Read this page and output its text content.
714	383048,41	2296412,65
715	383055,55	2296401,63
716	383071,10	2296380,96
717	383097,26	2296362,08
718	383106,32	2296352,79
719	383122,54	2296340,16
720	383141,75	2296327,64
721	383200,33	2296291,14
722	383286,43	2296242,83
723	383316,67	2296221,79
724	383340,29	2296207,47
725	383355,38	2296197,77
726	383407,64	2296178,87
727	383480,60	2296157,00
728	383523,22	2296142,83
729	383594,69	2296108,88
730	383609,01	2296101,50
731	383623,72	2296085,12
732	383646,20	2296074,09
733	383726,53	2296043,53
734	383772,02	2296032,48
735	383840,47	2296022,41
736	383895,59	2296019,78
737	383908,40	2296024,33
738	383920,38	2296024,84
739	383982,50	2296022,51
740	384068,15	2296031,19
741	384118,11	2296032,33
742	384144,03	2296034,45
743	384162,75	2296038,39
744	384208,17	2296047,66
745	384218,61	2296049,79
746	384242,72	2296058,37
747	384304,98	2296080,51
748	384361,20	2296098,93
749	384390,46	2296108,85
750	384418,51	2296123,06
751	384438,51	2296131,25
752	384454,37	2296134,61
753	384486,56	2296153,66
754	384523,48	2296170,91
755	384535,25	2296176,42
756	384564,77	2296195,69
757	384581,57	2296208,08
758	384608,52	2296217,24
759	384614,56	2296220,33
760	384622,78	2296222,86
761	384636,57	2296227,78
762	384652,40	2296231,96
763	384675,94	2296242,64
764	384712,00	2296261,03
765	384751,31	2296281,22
· · · · ·
**Problem:**
Write out all records exactly, keeping every detail.

**Full solution:**
Read this page and output its text content.
714	383048,41	2296412,65
715	383055,55	2296401,63
716	383071,10	2296380,96
717	383097,26	2296362,08
718	383106,32	2296352,79
719	383122,54	2296340,16
720	383141,75	2296327,64
721	383200,33	2296291,14
722	383286,43	2296242,83
723	383316,67	2296221,79
724	383340,29	2296207,47
725	383355,38	2296197,77
726	383407,64	2296178,87
727	383480,60	2296157,00
728	383523,22	2296142,83
729	383594,69	2296108,88
730	383609,01	2296101,50
731	383623,72	2296085,12
732	383646,20	2296074,09
733	383726,53	2296043,53
734	383772,02	2296032,48
735	383840,47	2296022,41
736	383895,59	2296019,78
737	383908,40	2296024,33
738	383920,38	2296024,84
739	383982,50	2296022,51
740	384068,15	2296031,19
741	384118,11	2296032,33
742	384144,03	2296034,45
743	384162,75	2296038,39
744	384208,17	2296047,66
745	384218,61	2296049,79
746	384242,72	2296058,37
747	384304,98	2296080,51
748	384361,20	2296098,93
749	384390,46	2296108,85
750	384418,51	2296123,06
751	384438,51	2296131,25
752	384454,37	2296134,61
753	384486,56	2296153,66
754	384523,48	2296170,91
755	384535,25	2296176,42
756	384564,77	2296195,69
757	384581,57	2296208,08
758	384608,52	2296217,24
759	384614,56	2296220,33
760	384622,78	2296222,86
761	384636,57	2296227,78
762	384652,40	2296231,96
763	384675,94	2296242,64
764	384712,00	2296261,03
765	384751,31	2296281,22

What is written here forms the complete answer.